Problem requirements — Pull each line containing "الطبرى" out of the data and copy it.

Records provided —
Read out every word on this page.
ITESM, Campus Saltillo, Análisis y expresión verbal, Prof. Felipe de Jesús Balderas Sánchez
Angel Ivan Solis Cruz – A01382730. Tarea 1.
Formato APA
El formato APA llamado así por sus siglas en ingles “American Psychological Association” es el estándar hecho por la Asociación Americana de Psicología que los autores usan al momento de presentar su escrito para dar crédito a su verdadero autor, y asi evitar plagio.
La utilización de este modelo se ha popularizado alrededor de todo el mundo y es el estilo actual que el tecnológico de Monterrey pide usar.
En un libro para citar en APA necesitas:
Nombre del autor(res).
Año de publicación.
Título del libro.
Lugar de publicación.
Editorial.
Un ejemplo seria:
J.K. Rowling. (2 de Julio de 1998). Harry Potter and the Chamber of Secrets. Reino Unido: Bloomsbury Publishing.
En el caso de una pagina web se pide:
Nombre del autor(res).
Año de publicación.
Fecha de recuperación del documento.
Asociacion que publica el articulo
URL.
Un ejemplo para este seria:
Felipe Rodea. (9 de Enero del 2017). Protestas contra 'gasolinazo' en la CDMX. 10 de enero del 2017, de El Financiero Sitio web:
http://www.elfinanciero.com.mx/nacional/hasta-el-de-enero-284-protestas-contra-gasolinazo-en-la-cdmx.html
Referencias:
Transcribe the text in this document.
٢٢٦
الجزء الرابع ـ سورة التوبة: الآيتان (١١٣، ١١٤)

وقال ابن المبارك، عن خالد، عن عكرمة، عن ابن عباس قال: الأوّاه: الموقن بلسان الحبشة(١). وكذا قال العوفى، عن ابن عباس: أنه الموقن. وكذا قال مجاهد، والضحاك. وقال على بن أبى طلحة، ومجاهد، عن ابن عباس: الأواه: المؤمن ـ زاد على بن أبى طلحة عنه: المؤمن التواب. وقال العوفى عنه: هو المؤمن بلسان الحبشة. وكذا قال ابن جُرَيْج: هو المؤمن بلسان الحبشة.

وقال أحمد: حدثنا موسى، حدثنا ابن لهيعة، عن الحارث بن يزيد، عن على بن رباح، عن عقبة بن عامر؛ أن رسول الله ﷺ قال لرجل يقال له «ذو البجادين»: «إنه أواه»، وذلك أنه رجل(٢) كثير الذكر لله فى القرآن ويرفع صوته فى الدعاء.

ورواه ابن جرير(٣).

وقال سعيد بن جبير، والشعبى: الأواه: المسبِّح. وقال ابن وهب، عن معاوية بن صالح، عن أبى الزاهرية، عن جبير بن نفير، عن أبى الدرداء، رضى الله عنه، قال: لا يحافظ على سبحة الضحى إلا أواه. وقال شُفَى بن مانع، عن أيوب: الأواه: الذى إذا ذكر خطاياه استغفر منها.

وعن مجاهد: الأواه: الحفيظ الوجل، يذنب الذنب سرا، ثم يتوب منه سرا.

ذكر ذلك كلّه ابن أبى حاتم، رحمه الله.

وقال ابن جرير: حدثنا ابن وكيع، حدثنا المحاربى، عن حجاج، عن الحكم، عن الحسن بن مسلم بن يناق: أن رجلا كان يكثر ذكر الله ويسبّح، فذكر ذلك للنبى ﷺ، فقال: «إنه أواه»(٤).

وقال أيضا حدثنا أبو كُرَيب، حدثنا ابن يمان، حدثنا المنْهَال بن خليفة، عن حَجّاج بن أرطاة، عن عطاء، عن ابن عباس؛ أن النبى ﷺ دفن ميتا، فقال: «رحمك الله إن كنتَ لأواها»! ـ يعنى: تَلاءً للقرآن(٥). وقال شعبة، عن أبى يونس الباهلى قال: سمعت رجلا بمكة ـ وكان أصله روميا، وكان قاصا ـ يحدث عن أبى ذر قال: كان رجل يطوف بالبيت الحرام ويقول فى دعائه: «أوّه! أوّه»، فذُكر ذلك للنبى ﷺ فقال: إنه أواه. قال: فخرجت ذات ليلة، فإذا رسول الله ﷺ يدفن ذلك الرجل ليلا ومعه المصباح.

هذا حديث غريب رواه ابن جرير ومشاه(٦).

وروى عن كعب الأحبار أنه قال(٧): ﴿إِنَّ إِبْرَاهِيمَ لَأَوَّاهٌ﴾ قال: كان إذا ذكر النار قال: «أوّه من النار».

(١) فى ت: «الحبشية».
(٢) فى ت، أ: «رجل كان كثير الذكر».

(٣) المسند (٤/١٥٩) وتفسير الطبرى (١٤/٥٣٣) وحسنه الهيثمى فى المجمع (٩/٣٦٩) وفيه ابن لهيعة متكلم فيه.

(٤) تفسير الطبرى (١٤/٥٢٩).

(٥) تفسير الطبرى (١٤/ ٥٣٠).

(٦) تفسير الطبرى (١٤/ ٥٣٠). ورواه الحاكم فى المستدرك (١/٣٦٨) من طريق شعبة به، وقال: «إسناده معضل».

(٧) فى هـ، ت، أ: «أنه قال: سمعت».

Finished answer —
(٣) المسند (٤/١٥٩) وتفسير الطبرى (١٤/٥٣٣) وحسنه الهيثمى فى المجمع (٩/٣٦٩) وفيه ابن لهيعة متكلم فيه.
(٤) تفسير الطبرى (١٤/٥٢٩).
(٥) تفسير الطبرى (١٤/ ٥٣٠).
(٦) تفسير الطبرى (١٤/ ٥٣٠). ورواه الحاكم فى المستدرك (١/٣٦٨) من طريق شعبة به، وقال: «إسناده معضل».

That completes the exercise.